Exercise requirements.
What is the number of lines in the entries that include the word "screenshot"? Respond with the number only.

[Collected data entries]
·····

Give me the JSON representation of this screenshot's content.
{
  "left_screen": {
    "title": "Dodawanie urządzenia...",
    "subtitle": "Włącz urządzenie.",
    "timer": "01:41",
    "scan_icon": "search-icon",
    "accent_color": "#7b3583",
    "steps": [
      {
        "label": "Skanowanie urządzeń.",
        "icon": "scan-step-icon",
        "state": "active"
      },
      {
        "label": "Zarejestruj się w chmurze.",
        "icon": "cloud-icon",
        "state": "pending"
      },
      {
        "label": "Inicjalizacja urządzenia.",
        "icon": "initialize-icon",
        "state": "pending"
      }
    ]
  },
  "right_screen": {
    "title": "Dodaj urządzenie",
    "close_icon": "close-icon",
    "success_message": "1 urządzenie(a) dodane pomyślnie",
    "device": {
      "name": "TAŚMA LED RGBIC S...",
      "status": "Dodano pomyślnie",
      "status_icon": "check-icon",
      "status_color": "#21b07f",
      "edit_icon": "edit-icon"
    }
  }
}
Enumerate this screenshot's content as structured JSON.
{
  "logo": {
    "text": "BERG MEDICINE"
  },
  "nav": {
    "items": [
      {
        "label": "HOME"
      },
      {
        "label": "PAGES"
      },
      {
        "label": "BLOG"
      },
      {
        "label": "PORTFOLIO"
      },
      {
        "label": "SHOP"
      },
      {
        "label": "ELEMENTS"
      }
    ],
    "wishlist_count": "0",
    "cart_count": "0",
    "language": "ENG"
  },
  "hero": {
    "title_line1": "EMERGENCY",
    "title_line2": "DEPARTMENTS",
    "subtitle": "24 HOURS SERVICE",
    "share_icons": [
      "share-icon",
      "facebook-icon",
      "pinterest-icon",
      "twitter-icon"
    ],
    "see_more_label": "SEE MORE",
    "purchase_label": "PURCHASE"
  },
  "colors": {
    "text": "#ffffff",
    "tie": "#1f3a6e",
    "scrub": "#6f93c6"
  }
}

·····

Correct output.
2